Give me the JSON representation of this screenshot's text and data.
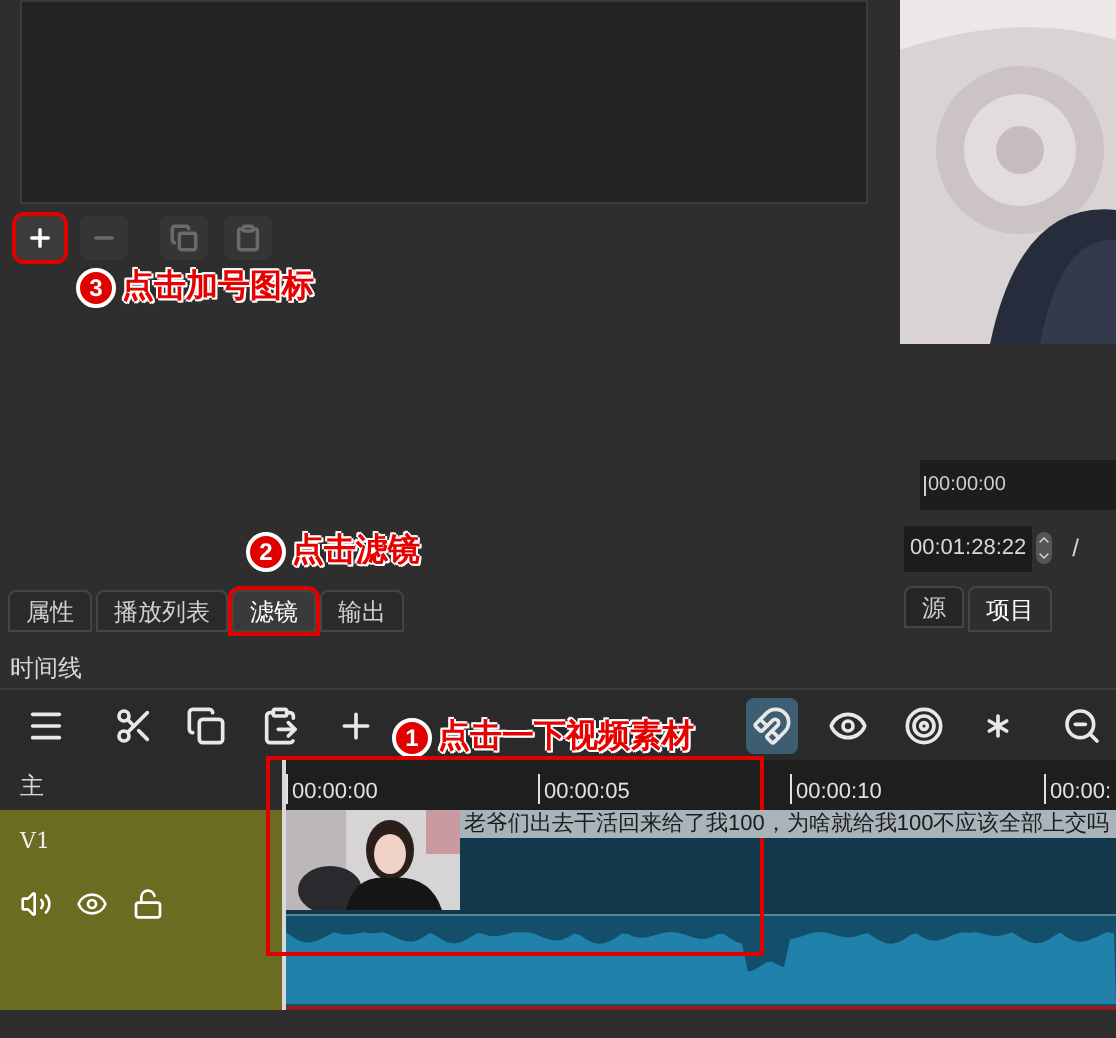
{
  "filters": {
    "buttons": [
      {
        "kind": "add",
        "disabled": false,
        "highlighted": true
      },
      {
        "kind": "remove",
        "disabled": true,
        "highlighted": false
      },
      {
        "kind": "copy",
        "disabled": true,
        "highlighted": false
      },
      {
        "kind": "paste",
        "disabled": true,
        "highlighted": false
      }
    ],
    "annotation": {
      "number": "3",
      "text": "点击加号图标"
    }
  },
  "preview": {
    "ruler_label": "00:00:00",
    "timecode": "00:01:28:22",
    "separator": "/"
  },
  "left_tabs": [
    {
      "label": "属性",
      "selected": false,
      "highlighted": false
    },
    {
      "label": "播放列表",
      "selected": false,
      "highlighted": false
    },
    {
      "label": "滤镜",
      "selected": true,
      "highlighted": true
    },
    {
      "label": "输出",
      "selected": false,
      "highlighted": false
    }
  ],
  "tabs_annotation": {
    "number": "2",
    "text": "点击滤镜"
  },
  "right_tabs": [
    {
      "label": "源",
      "selected": false
    },
    {
      "label": "项目",
      "selected": true
    }
  ],
  "timeline": {
    "title": "时间线",
    "toolbar": [
      {
        "kind": "menu",
        "on": false
      },
      {
        "kind": "cut",
        "on": false
      },
      {
        "kind": "copy",
        "on": false
      },
      {
        "kind": "paste",
        "on": false
      },
      {
        "kind": "append",
        "on": false
      },
      {
        "kind": "snap",
        "on": true
      },
      {
        "kind": "scrub",
        "on": false
      },
      {
        "kind": "ripple",
        "on": false
      },
      {
        "kind": "ripple-all",
        "on": false
      },
      {
        "kind": "zoom-out",
        "on": false
      }
    ],
    "annotation": {
      "number": "1",
      "text": "点击一下视频素材"
    },
    "master_label": "主",
    "ticks": [
      "00:00:00",
      "00:00:05",
      "00:00:10",
      "00:00:"
    ],
    "track": {
      "name": "V1",
      "muted": false,
      "hidden": false,
      "locked": false,
      "clip": {
        "title": "老爷们出去干活回来给了我100，为啥就给我100不应该全部上交吗",
        "highlighted": true
      }
    }
  }
}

────────

WRITTEN TASK
Return the records exactly. Don't carry the pictures over.

RESULT OF THIS EXERCISE
Give me the JSON representation of this screenshot's text and data.
{
  "filters": {
    "buttons": [
      {
        "kind": "add",
        "disabled": false,
        "highlighted": true
      },
      {
        "kind": "remove",
        "disabled": true,
        "highlighted": false
      },
      {
        "kind": "copy",
        "disabled": true,
        "highlighted": false
      },
      {
        "kind": "paste",
        "disabled": true,
        "highlighted": false
      }
    ],
    "annotation": {
      "number": "3",
      "text": "点击加号图标"
    }
  },
  "preview": {
    "ruler_label": "00:00:00",
    "timecode": "00:01:28:22",
    "separator": "/"
  },
  "left_tabs": [
    {
      "label": "属性",
      "selected": false,
      "highlighted": false
    },
    {
      "label": "播放列表",
      "selected": false,
      "highlighted": false
    },
    {
      "label": "滤镜",
      "selected": true,
      "highlighted": true
    },
    {
      "label": "输出",
      "selected": false,
      "highlighted": false
    }
  ],
  "tabs_annotation": {
    "number": "2",
    "text": "点击滤镜"
  },
  "right_tabs": [
    {
      "label": "源",
      "selected": false
    },
    {
      "label": "项目",
      "selected": true
    }
  ],
  "timeline": {
    "title": "时间线",
    "toolbar": [
      {
        "kind": "menu",
        "on": false
      },
      {
        "kind": "cut",
        "on": false
      },
      {
        "kind": "copy",
        "on": false
      },
      {
        "kind": "paste",
        "on": false
      },
      {
        "kind": "append",
        "on": false
      },
      {
        "kind": "snap",
        "on": true
      },
      {
        "kind": "scrub",
        "on": false
      },
      {
        "kind": "ripple",
        "on": false
      },
      {
        "kind": "ripple-all",
        "on": false
      },
      {
        "kind": "zoom-out",
        "on": false
      }
    ],
    "annotation": {
      "number": "1",
      "text": "点击一下视频素材"
    },
    "master_label": "主",
    "ticks": [
      "00:00:00",
      "00:00:05",
      "00:00:10",
      "00:00:"
    ],
    "track": {
      "name": "V1",
      "muted": false,
      "hidden": false,
      "locked": false,
      "clip": {
        "title": "老爷们出去干活回来给了我100，为啥就给我100不应该全部上交吗",
        "highlighted": true
      }
    }
  }
}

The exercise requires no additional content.